#### WRITTEN TASK
Comb the records below for the string "registerbaserade" and copy each line where it turns up.

start

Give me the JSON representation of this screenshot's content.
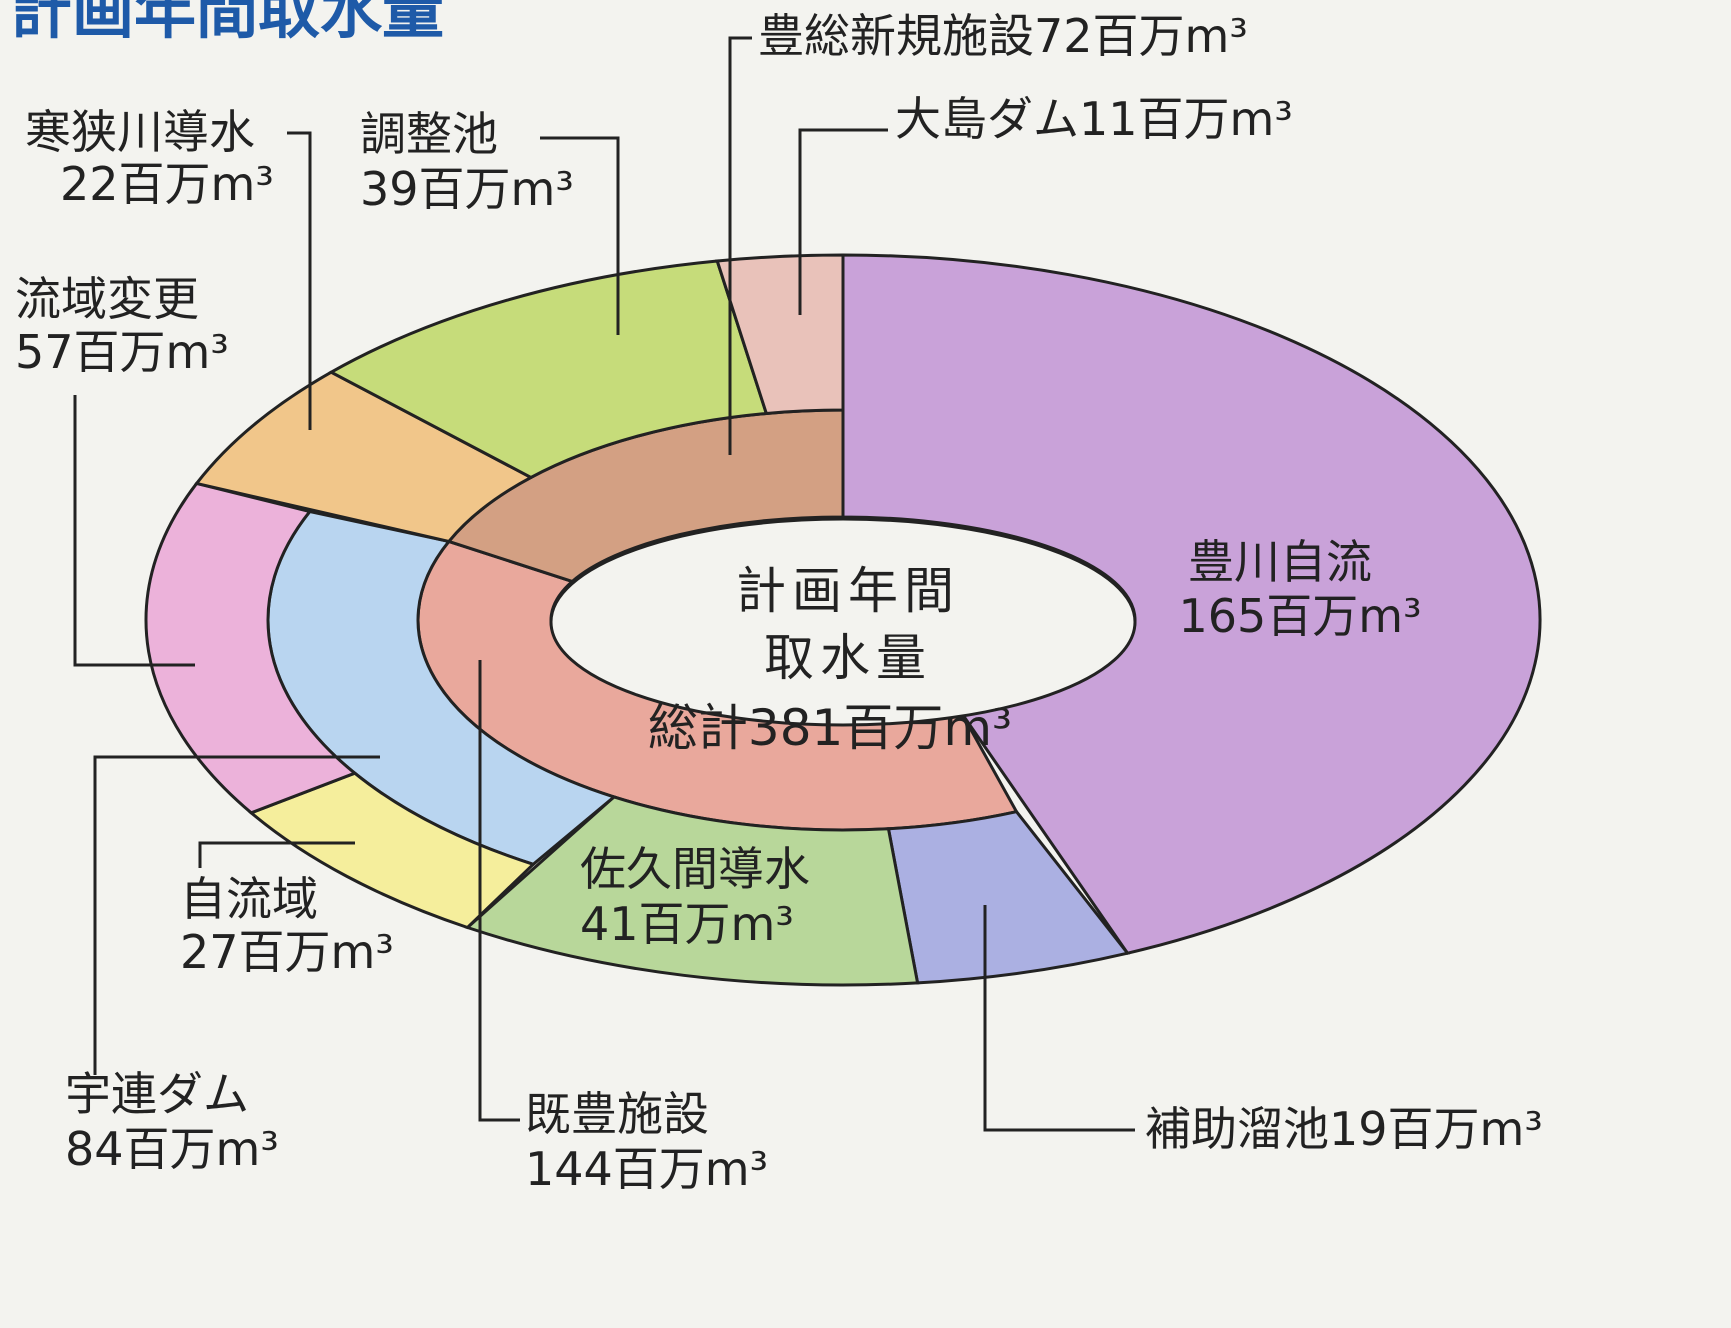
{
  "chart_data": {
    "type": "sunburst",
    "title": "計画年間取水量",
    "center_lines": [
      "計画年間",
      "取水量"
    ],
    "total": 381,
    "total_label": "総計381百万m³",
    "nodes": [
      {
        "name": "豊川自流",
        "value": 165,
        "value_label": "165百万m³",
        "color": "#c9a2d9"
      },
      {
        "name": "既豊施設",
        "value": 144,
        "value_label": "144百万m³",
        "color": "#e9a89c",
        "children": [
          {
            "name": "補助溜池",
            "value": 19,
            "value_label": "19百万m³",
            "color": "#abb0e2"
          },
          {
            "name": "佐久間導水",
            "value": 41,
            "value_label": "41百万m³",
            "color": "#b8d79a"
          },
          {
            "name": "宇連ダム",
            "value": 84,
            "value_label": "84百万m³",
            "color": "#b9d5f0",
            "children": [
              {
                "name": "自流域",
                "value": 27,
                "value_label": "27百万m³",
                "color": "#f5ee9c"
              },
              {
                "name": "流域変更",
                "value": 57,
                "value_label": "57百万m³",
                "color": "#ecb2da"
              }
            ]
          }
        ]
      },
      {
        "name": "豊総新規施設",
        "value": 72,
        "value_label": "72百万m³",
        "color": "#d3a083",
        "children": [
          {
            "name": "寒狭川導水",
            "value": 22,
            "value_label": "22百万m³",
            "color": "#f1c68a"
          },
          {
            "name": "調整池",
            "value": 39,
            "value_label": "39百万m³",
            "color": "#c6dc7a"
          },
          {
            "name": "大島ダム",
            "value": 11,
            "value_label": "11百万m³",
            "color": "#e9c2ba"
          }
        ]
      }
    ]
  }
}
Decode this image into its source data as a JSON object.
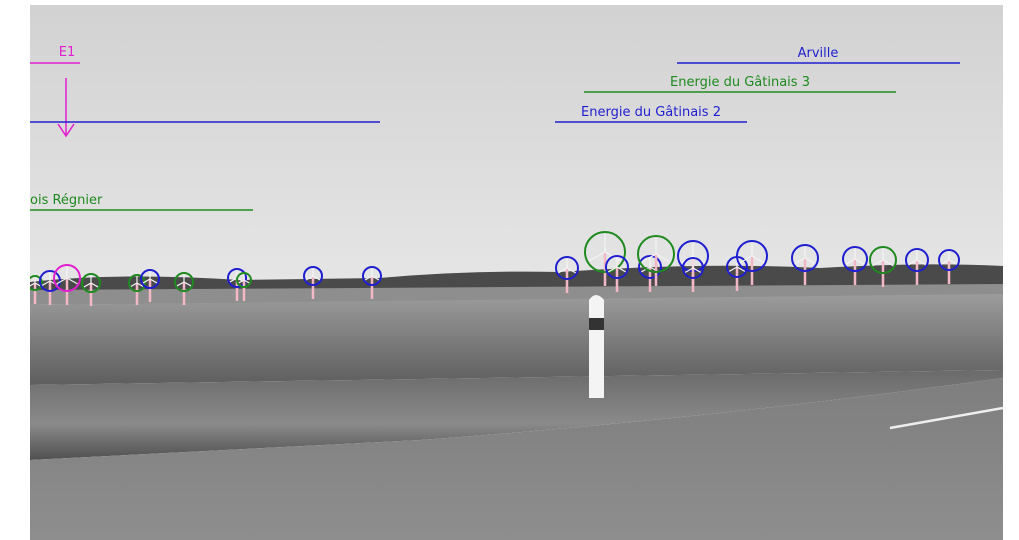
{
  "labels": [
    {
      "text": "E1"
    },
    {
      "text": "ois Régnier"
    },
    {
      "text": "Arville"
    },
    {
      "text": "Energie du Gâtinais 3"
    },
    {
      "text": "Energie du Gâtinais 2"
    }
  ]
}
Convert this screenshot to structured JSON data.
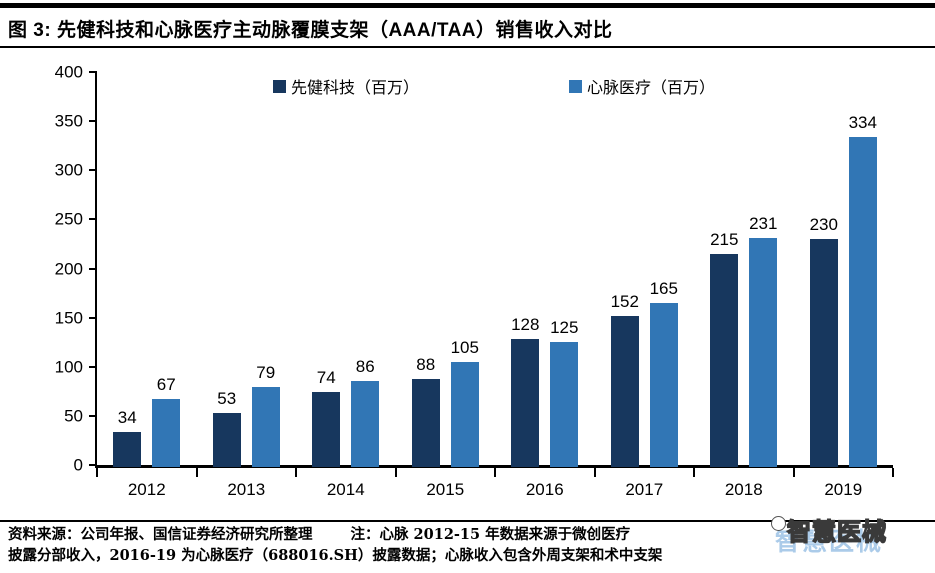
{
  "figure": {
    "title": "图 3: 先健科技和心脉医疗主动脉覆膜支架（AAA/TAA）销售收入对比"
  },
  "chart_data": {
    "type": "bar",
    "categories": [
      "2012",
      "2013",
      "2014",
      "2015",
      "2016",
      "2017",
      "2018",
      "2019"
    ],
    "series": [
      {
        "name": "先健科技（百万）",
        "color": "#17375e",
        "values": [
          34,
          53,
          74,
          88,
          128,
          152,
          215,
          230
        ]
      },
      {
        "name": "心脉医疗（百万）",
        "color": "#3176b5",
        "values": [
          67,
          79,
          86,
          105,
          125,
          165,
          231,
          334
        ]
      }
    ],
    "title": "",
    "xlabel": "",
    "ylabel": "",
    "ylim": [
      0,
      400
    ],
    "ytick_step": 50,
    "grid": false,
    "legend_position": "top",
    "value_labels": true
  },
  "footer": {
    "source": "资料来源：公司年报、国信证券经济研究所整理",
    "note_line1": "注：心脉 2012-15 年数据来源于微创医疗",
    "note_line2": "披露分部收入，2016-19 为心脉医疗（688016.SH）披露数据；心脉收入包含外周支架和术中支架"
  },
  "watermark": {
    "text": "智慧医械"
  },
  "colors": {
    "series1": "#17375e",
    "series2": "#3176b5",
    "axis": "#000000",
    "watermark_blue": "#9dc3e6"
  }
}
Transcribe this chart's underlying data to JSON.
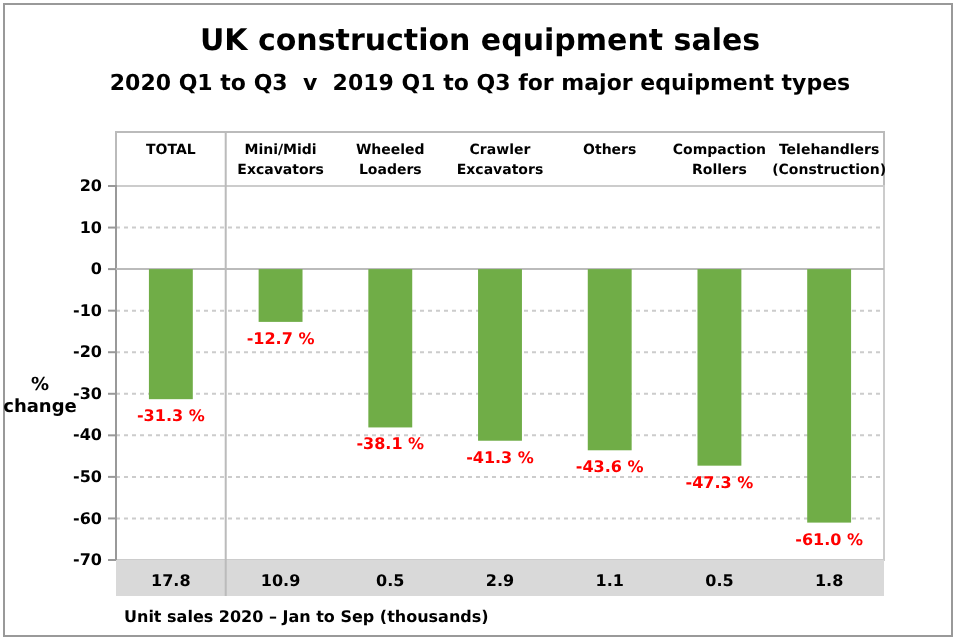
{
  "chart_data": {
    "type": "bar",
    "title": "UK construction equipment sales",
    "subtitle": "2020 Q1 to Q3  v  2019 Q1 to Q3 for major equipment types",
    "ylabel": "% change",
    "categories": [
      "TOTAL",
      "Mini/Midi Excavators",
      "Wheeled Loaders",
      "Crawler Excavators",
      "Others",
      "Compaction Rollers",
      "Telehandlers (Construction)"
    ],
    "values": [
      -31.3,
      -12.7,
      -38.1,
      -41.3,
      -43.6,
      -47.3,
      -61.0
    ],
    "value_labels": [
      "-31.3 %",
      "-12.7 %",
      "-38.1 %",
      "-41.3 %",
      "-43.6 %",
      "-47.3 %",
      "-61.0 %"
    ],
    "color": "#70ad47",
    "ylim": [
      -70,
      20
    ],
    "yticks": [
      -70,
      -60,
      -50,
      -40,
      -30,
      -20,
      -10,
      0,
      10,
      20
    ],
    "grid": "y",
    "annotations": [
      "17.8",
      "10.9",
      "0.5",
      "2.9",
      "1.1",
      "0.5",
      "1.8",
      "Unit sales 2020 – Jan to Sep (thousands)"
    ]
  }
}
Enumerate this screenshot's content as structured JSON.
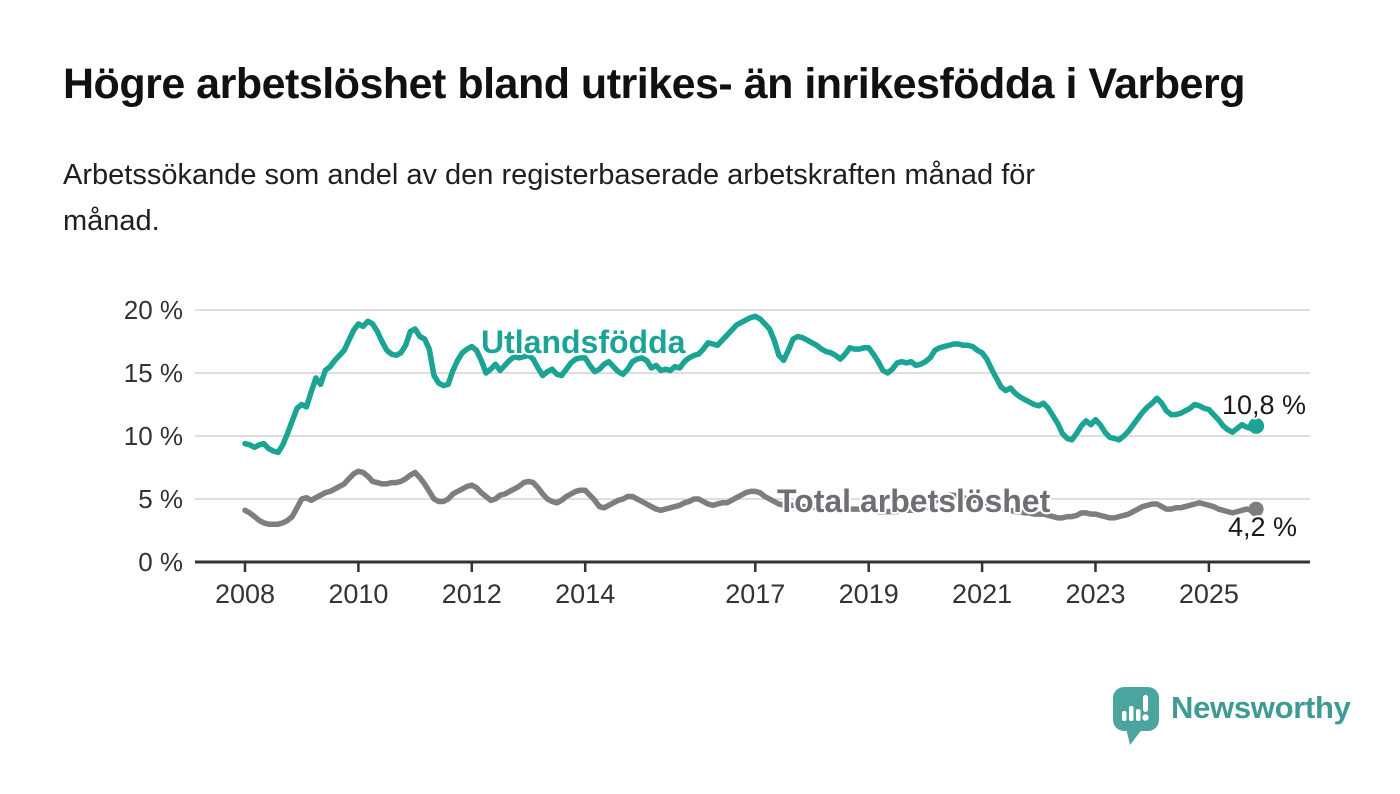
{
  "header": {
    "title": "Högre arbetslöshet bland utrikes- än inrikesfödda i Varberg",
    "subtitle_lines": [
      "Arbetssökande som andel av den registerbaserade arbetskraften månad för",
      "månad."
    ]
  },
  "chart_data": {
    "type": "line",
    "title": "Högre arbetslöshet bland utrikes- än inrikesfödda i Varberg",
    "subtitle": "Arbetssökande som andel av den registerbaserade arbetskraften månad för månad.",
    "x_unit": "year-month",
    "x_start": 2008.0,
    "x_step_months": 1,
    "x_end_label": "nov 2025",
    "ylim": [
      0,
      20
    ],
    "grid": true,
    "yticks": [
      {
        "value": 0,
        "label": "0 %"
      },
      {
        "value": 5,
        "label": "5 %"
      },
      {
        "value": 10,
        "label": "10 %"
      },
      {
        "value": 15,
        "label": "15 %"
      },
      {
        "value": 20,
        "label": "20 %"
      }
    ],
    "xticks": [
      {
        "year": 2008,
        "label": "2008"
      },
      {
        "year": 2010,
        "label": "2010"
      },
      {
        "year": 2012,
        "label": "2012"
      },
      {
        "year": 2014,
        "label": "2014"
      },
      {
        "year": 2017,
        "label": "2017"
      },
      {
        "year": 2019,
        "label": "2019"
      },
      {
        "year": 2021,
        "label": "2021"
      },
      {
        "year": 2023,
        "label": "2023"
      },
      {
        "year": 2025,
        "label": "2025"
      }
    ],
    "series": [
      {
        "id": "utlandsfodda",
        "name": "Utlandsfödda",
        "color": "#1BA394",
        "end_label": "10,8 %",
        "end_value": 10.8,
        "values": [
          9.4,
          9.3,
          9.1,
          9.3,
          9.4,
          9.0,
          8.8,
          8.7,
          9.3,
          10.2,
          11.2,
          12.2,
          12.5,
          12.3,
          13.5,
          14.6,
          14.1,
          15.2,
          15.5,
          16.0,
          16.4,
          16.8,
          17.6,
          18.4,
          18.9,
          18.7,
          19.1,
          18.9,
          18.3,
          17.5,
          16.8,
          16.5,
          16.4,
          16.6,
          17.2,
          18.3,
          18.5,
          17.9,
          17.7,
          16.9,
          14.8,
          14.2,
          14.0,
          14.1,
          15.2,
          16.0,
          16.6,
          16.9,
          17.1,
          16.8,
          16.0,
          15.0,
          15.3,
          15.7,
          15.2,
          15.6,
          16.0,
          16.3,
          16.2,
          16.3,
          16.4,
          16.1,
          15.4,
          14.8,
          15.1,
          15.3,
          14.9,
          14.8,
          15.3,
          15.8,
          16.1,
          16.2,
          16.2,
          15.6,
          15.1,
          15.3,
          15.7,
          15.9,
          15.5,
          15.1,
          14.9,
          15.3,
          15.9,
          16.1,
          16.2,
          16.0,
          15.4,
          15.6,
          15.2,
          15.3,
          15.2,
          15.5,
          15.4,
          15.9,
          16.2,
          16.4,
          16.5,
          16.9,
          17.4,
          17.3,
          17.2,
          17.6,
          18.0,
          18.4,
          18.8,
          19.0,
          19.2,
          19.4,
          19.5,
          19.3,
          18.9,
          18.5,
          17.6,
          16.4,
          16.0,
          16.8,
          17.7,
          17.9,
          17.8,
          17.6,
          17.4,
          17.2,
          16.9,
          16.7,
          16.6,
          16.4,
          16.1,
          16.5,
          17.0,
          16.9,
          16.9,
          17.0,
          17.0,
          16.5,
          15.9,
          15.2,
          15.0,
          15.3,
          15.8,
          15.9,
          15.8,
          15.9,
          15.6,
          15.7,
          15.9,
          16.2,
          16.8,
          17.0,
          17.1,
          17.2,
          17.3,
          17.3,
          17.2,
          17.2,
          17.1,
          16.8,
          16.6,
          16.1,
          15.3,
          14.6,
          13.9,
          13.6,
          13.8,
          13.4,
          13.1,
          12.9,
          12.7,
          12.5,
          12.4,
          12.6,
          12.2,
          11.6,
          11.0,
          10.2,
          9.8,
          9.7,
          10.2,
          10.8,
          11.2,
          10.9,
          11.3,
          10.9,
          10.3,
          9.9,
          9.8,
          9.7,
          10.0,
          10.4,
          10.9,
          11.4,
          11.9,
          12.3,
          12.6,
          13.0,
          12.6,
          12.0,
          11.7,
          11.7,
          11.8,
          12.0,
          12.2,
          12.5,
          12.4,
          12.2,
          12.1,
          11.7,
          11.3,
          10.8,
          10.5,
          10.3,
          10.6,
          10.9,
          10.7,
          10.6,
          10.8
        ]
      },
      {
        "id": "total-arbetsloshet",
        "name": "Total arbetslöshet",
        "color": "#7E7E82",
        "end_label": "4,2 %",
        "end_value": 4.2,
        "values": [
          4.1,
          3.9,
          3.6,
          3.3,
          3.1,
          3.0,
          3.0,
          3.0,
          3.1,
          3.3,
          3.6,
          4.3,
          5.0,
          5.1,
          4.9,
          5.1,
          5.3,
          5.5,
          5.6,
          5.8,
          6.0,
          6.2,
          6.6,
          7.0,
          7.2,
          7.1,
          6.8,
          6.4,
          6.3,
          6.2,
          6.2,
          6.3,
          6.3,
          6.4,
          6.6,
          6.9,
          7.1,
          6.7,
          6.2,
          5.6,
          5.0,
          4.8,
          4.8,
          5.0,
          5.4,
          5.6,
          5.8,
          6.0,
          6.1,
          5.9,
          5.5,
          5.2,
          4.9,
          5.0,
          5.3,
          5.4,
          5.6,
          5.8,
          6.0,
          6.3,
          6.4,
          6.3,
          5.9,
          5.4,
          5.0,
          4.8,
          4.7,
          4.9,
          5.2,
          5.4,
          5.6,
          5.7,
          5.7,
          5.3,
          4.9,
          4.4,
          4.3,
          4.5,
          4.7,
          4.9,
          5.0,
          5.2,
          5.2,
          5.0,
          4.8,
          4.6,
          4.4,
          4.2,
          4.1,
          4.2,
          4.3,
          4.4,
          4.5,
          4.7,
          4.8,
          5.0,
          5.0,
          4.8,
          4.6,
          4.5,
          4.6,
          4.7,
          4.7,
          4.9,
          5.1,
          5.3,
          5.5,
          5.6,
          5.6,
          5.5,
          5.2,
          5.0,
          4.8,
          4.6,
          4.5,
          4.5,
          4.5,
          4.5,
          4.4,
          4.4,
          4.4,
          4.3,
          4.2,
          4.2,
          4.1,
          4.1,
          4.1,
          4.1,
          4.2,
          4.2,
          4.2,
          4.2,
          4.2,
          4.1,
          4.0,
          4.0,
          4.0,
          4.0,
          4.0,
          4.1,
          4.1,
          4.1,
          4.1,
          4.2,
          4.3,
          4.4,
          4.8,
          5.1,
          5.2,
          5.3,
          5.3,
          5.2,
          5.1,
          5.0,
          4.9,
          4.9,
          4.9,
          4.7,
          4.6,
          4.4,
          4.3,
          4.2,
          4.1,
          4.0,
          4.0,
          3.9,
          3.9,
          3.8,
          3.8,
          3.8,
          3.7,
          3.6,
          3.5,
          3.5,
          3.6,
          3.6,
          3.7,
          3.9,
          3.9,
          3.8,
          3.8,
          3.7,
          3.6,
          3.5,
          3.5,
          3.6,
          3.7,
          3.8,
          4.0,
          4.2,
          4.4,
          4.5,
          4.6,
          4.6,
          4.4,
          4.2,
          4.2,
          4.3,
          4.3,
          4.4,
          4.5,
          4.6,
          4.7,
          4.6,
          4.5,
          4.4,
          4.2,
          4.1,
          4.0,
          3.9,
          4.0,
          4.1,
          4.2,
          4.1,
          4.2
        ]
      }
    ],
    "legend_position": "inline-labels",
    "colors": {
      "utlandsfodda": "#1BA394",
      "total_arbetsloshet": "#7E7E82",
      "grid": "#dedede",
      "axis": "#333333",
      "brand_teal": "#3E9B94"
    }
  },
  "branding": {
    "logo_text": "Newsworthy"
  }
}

end

#### ANSWER FOR THIS EXERCISE
      "Arbetssökande som andel av den registerbaserade arbetskraften månad för",
    "subtitle": "Arbetssökande som andel av den registerbaserade arbetskraften månad för månad.",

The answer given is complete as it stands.